* begin INPUT ROWS *

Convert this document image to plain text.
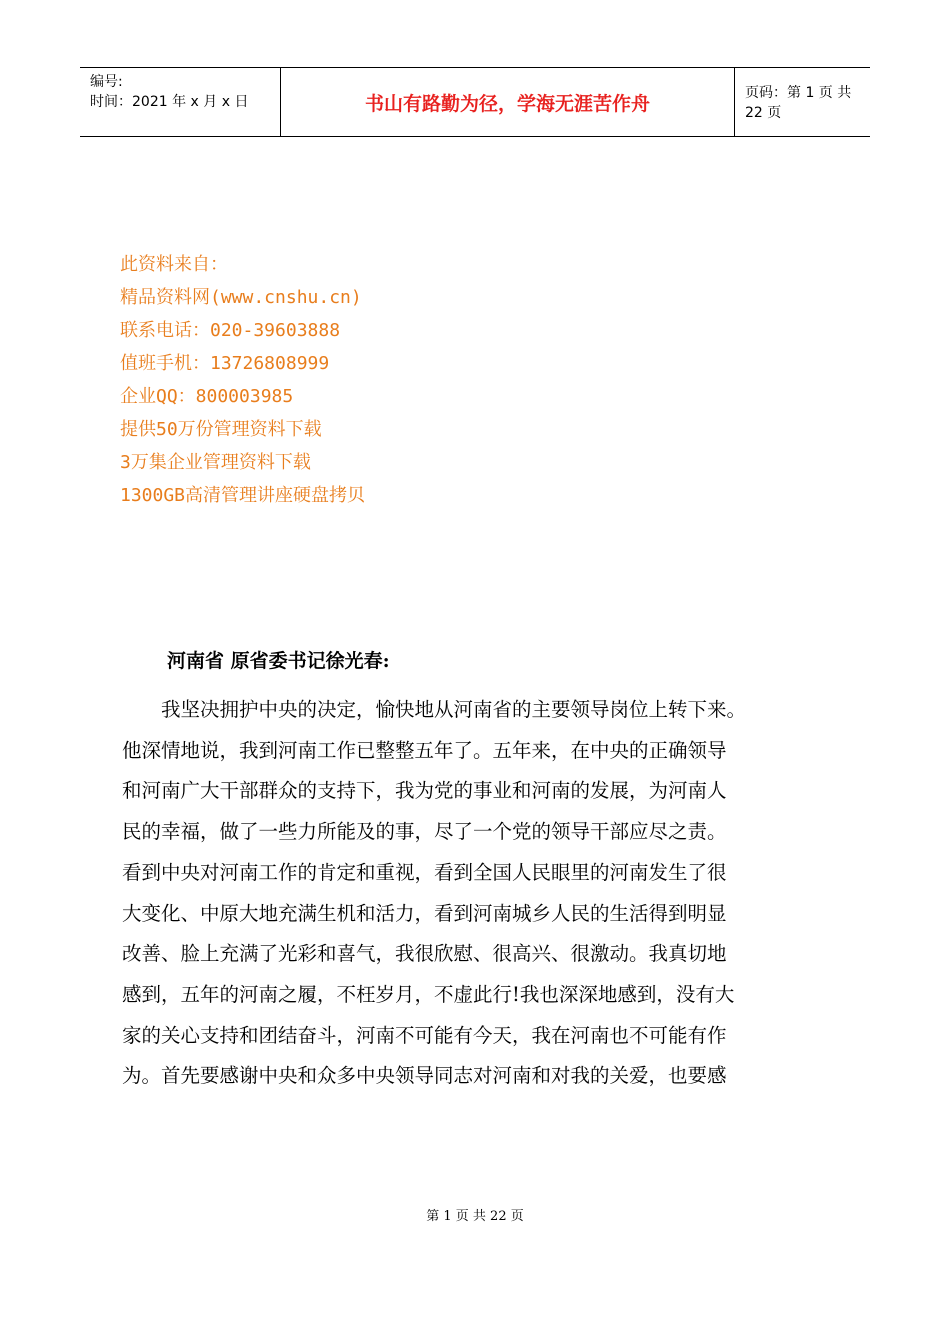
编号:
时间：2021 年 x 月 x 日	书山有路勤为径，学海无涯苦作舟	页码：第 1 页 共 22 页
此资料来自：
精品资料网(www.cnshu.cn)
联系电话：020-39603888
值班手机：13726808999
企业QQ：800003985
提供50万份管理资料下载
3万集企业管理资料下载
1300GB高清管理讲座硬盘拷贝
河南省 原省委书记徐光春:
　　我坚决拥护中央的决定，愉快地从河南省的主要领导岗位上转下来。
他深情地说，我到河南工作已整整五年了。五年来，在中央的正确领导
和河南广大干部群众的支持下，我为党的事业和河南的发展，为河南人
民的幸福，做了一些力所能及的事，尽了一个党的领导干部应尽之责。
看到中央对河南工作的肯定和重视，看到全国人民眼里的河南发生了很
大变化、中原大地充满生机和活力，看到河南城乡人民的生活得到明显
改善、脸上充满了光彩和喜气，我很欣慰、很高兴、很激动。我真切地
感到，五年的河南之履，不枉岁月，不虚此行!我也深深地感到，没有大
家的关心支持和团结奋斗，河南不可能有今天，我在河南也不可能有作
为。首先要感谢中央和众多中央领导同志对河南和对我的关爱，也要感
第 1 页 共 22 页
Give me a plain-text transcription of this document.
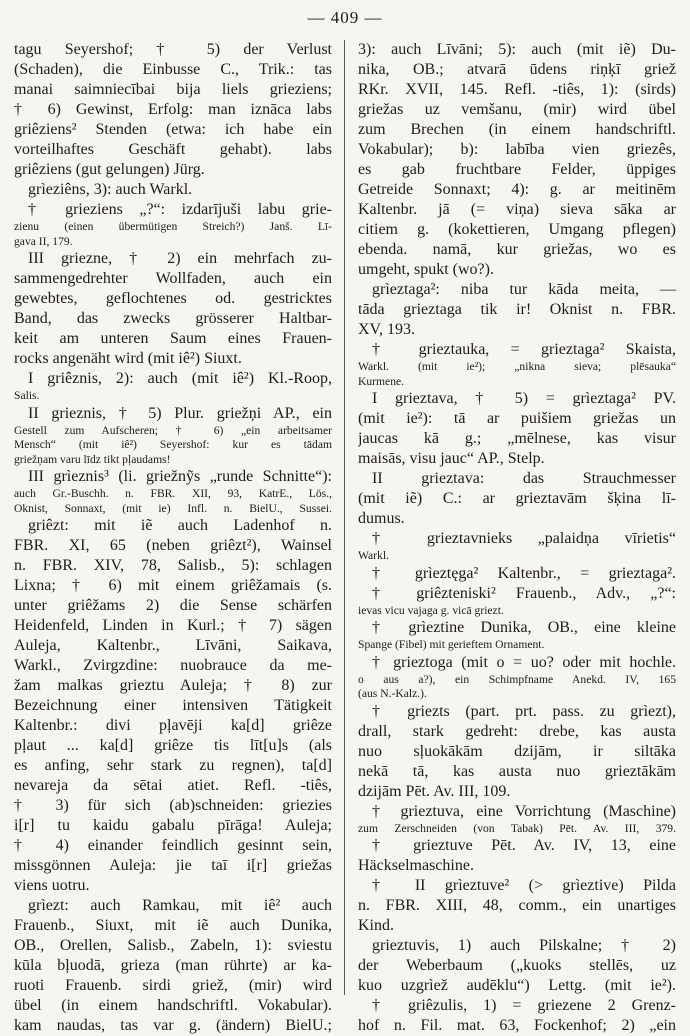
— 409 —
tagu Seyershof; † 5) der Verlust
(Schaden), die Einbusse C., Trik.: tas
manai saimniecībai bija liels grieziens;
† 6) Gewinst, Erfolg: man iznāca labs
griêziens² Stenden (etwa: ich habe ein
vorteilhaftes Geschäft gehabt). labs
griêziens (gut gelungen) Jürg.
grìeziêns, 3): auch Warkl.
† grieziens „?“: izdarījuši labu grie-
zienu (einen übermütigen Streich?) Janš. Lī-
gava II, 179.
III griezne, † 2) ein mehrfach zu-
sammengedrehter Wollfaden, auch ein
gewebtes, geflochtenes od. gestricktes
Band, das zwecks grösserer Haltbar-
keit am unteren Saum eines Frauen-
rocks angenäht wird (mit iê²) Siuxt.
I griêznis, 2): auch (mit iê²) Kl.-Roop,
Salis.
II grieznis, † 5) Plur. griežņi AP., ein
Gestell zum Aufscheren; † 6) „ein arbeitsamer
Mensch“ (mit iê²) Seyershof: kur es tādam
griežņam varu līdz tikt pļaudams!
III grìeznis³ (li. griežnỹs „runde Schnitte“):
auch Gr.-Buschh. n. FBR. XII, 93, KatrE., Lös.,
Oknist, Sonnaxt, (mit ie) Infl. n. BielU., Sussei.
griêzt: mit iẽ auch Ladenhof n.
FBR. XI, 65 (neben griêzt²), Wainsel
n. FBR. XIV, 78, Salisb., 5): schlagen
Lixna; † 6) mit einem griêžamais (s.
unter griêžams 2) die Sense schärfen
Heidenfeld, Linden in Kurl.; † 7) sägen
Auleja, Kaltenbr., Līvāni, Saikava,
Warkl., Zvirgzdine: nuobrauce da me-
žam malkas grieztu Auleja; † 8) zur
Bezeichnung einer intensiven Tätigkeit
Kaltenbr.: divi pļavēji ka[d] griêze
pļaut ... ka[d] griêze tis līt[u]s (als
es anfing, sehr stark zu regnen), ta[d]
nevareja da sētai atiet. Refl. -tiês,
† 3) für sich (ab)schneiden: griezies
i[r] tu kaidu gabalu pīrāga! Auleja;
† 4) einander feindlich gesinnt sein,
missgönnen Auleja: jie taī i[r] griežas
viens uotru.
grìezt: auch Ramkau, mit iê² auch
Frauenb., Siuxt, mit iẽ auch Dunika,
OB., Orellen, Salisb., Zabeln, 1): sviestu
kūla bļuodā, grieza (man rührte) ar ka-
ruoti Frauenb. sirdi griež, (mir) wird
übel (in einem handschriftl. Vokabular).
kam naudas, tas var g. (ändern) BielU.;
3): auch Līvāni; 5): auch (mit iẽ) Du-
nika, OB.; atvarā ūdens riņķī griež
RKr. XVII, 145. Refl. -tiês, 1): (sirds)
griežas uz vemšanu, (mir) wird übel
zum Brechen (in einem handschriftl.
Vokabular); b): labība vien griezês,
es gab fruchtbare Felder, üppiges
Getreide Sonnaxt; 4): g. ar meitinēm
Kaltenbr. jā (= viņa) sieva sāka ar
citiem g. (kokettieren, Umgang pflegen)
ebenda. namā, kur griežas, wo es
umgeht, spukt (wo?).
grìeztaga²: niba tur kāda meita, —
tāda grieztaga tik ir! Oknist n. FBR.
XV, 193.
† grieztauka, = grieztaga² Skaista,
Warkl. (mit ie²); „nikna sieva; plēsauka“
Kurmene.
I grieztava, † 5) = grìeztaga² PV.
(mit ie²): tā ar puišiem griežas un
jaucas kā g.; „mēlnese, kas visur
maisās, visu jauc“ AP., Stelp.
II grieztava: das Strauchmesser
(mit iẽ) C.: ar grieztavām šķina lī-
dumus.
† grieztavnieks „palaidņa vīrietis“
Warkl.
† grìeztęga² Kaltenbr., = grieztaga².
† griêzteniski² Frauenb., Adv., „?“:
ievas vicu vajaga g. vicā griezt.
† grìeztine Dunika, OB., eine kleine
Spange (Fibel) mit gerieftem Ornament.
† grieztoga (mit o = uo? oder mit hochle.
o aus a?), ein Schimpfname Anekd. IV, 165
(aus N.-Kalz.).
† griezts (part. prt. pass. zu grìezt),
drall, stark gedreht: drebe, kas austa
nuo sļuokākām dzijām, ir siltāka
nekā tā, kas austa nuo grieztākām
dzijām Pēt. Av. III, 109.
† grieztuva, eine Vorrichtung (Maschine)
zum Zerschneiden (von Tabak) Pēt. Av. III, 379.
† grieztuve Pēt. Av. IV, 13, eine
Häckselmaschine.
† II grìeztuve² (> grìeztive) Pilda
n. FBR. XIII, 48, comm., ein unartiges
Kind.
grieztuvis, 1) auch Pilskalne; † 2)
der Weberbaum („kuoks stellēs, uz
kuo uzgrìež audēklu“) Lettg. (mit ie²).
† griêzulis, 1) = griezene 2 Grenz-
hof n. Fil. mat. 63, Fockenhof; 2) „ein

* end INPUT ROWS *

_EXERCISE DIRECTIONS_
Each line of the data is to be duplicated exactly; pictures stay out of the copy.

_EXERCISE RESULT_
Convert this document image to plain text.
编号:
时间：2021 年 x 月 x 日	书山有路勤为径，学海无涯苦作舟	页码：第 1 页 共 22 页
此资料来自：
精品资料网(www.cnshu.cn)
联系电话：020-39603888
值班手机：13726808999
企业QQ：800003985
提供50万份管理资料下载
3万集企业管理资料下载
1300GB高清管理讲座硬盘拷贝
河南省 原省委书记徐光春:
　　我坚决拥护中央的决定，愉快地从河南省的主要领导岗位上转下来。
他深情地说，我到河南工作已整整五年了。五年来，在中央的正确领导
和河南广大干部群众的支持下，我为党的事业和河南的发展，为河南人
民的幸福，做了一些力所能及的事，尽了一个党的领导干部应尽之责。
看到中央对河南工作的肯定和重视，看到全国人民眼里的河南发生了很
大变化、中原大地充满生机和活力，看到河南城乡人民的生活得到明显
改善、脸上充满了光彩和喜气，我很欣慰、很高兴、很激动。我真切地
感到，五年的河南之履，不枉岁月，不虚此行!我也深深地感到，没有大
家的关心支持和团结奋斗，河南不可能有今天，我在河南也不可能有作
为。首先要感谢中央和众多中央领导同志对河南和对我的关爱，也要感
第 1 页 共 22 页
Give me a plain-text transcription of this document.
— 409 —
tagu Seyershof; † 5) der Verlust
(Schaden), die Einbusse C., Trik.: tas
manai saimniecībai bija liels grieziens;
† 6) Gewinst, Erfolg: man iznāca labs
griêziens² Stenden (etwa: ich habe ein
vorteilhaftes Geschäft gehabt). labs
griêziens (gut gelungen) Jürg.
grìeziêns, 3): auch Warkl.
† grieziens „?“: izdarījuši labu grie-
zienu (einen übermütigen Streich?) Janš. Lī-
gava II, 179.
III griezne, † 2) ein mehrfach zu-
sammengedrehter Wollfaden, auch ein
gewebtes, geflochtenes od. gestricktes
Band, das zwecks grösserer Haltbar-
keit am unteren Saum eines Frauen-
rocks angenäht wird (mit iê²) Siuxt.
I griêznis, 2): auch (mit iê²) Kl.-Roop,
Salis.
II grieznis, † 5) Plur. griežņi AP., ein
Gestell zum Aufscheren; † 6) „ein arbeitsamer
Mensch“ (mit iê²) Seyershof: kur es tādam
griežņam varu līdz tikt pļaudams!
III grìeznis³ (li. griežnỹs „runde Schnitte“):
auch Gr.-Buschh. n. FBR. XII, 93, KatrE., Lös.,
Oknist, Sonnaxt, (mit ie) Infl. n. BielU., Sussei.
griêzt: mit iẽ auch Ladenhof n.
FBR. XI, 65 (neben griêzt²), Wainsel
n. FBR. XIV, 78, Salisb., 5): schlagen
Lixna; † 6) mit einem griêžamais (s.
unter griêžams 2) die Sense schärfen
Heidenfeld, Linden in Kurl.; † 7) sägen
Auleja, Kaltenbr., Līvāni, Saikava,
Warkl., Zvirgzdine: nuobrauce da me-
žam malkas grieztu Auleja; † 8) zur
Bezeichnung einer intensiven Tätigkeit
Kaltenbr.: divi pļavēji ka[d] griêze
pļaut ... ka[d] griêze tis līt[u]s (als
es anfing, sehr stark zu regnen), ta[d]
nevareja da sētai atiet. Refl. -tiês,
† 3) für sich (ab)schneiden: griezies
i[r] tu kaidu gabalu pīrāga! Auleja;
† 4) einander feindlich gesinnt sein,
missgönnen Auleja: jie taī i[r] griežas
viens uotru.
grìezt: auch Ramkau, mit iê² auch
Frauenb., Siuxt, mit iẽ auch Dunika,
OB., Orellen, Salisb., Zabeln, 1): sviestu
kūla bļuodā, grieza (man rührte) ar ka-
ruoti Frauenb. sirdi griež, (mir) wird
übel (in einem handschriftl. Vokabular).
kam naudas, tas var g. (ändern) BielU.;
3): auch Līvāni; 5): auch (mit iẽ) Du-
nika, OB.; atvarā ūdens riņķī griež
RKr. XVII, 145. Refl. -tiês, 1): (sirds)
griežas uz vemšanu, (mir) wird übel
zum Brechen (in einem handschriftl.
Vokabular); b): labība vien griezês,
es gab fruchtbare Felder, üppiges
Getreide Sonnaxt; 4): g. ar meitinēm
Kaltenbr. jā (= viņa) sieva sāka ar
citiem g. (kokettieren, Umgang pflegen)
ebenda. namā, kur griežas, wo es
umgeht, spukt (wo?).
grìeztaga²: niba tur kāda meita, —
tāda grieztaga tik ir! Oknist n. FBR.
XV, 193.
† grieztauka, = grieztaga² Skaista,
Warkl. (mit ie²); „nikna sieva; plēsauka“
Kurmene.
I grieztava, † 5) = grìeztaga² PV.
(mit ie²): tā ar puišiem griežas un
jaucas kā g.; „mēlnese, kas visur
maisās, visu jauc“ AP., Stelp.
II grieztava: das Strauchmesser
(mit iẽ) C.: ar grieztavām šķina lī-
dumus.
† grieztavnieks „palaidņa vīrietis“
Warkl.
† grìeztęga² Kaltenbr., = grieztaga².
† griêzteniski² Frauenb., Adv., „?“:
ievas vicu vajaga g. vicā griezt.
† grìeztine Dunika, OB., eine kleine
Spange (Fibel) mit gerieftem Ornament.
† grieztoga (mit o = uo? oder mit hochle.
o aus a?), ein Schimpfname Anekd. IV, 165
(aus N.-Kalz.).
† griezts (part. prt. pass. zu grìezt),
drall, stark gedreht: drebe, kas austa
nuo sļuokākām dzijām, ir siltāka
nekā tā, kas austa nuo grieztākām
dzijām Pēt. Av. III, 109.
† grieztuva, eine Vorrichtung (Maschine)
zum Zerschneiden (von Tabak) Pēt. Av. III, 379.
† grieztuve Pēt. Av. IV, 13, eine
Häckselmaschine.
† II grìeztuve² (> grìeztive) Pilda
n. FBR. XIII, 48, comm., ein unartiges
Kind.
grieztuvis, 1) auch Pilskalne; † 2)
der Weberbaum („kuoks stellēs, uz
kuo uzgrìež audēklu“) Lettg. (mit ie²).
† griêzulis, 1) = griezene 2 Grenz-
hof n. Fil. mat. 63, Fockenhof; 2) „ein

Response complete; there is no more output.